┌─ INFORMATION SUPPLIED
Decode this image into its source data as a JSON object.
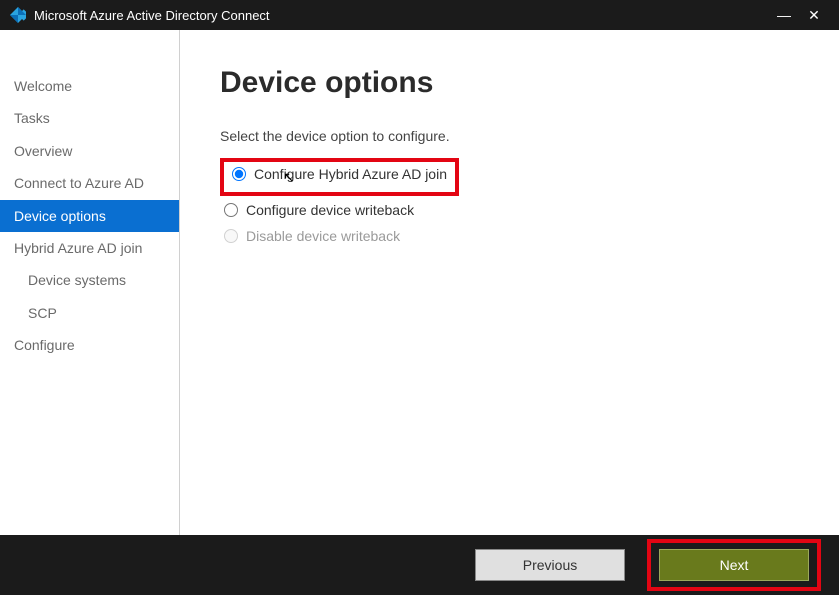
{
  "titlebar": {
    "title": "Microsoft Azure Active Directory Connect"
  },
  "sidebar": {
    "items": [
      {
        "label": "Welcome",
        "sub": false,
        "selected": false
      },
      {
        "label": "Tasks",
        "sub": false,
        "selected": false
      },
      {
        "label": "Overview",
        "sub": false,
        "selected": false
      },
      {
        "label": "Connect to Azure AD",
        "sub": false,
        "selected": false
      },
      {
        "label": "Device options",
        "sub": false,
        "selected": true
      },
      {
        "label": "Hybrid Azure AD join",
        "sub": false,
        "selected": false
      },
      {
        "label": "Device systems",
        "sub": true,
        "selected": false
      },
      {
        "label": "SCP",
        "sub": true,
        "selected": false
      },
      {
        "label": "Configure",
        "sub": false,
        "selected": false
      }
    ]
  },
  "main": {
    "heading": "Device options",
    "prompt": "Select the device option to configure.",
    "options": [
      {
        "label": "Configure Hybrid Azure AD join",
        "checked": true,
        "disabled": false,
        "highlighted": true
      },
      {
        "label": "Configure device writeback",
        "checked": false,
        "disabled": false,
        "highlighted": false
      },
      {
        "label": "Disable device writeback",
        "checked": false,
        "disabled": true,
        "highlighted": false
      }
    ]
  },
  "footer": {
    "previous": "Previous",
    "next": "Next"
  }
}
└─
Exclude the images, then output the data above word for word.

Decode this image into its source data as a JSON object.
{
  "titlebar": {
    "title": "Microsoft Azure Active Directory Connect"
  },
  "sidebar": {
    "items": [
      {
        "label": "Welcome",
        "sub": false,
        "selected": false
      },
      {
        "label": "Tasks",
        "sub": false,
        "selected": false
      },
      {
        "label": "Overview",
        "sub": false,
        "selected": false
      },
      {
        "label": "Connect to Azure AD",
        "sub": false,
        "selected": false
      },
      {
        "label": "Device options",
        "sub": false,
        "selected": true
      },
      {
        "label": "Hybrid Azure AD join",
        "sub": false,
        "selected": false
      },
      {
        "label": "Device systems",
        "sub": true,
        "selected": false
      },
      {
        "label": "SCP",
        "sub": true,
        "selected": false
      },
      {
        "label": "Configure",
        "sub": false,
        "selected": false
      }
    ]
  },
  "main": {
    "heading": "Device options",
    "prompt": "Select the device option to configure.",
    "options": [
      {
        "label": "Configure Hybrid Azure AD join",
        "checked": true,
        "disabled": false,
        "highlighted": true
      },
      {
        "label": "Configure device writeback",
        "checked": false,
        "disabled": false,
        "highlighted": false
      },
      {
        "label": "Disable device writeback",
        "checked": false,
        "disabled": true,
        "highlighted": false
      }
    ]
  },
  "footer": {
    "previous": "Previous",
    "next": "Next"
  }
}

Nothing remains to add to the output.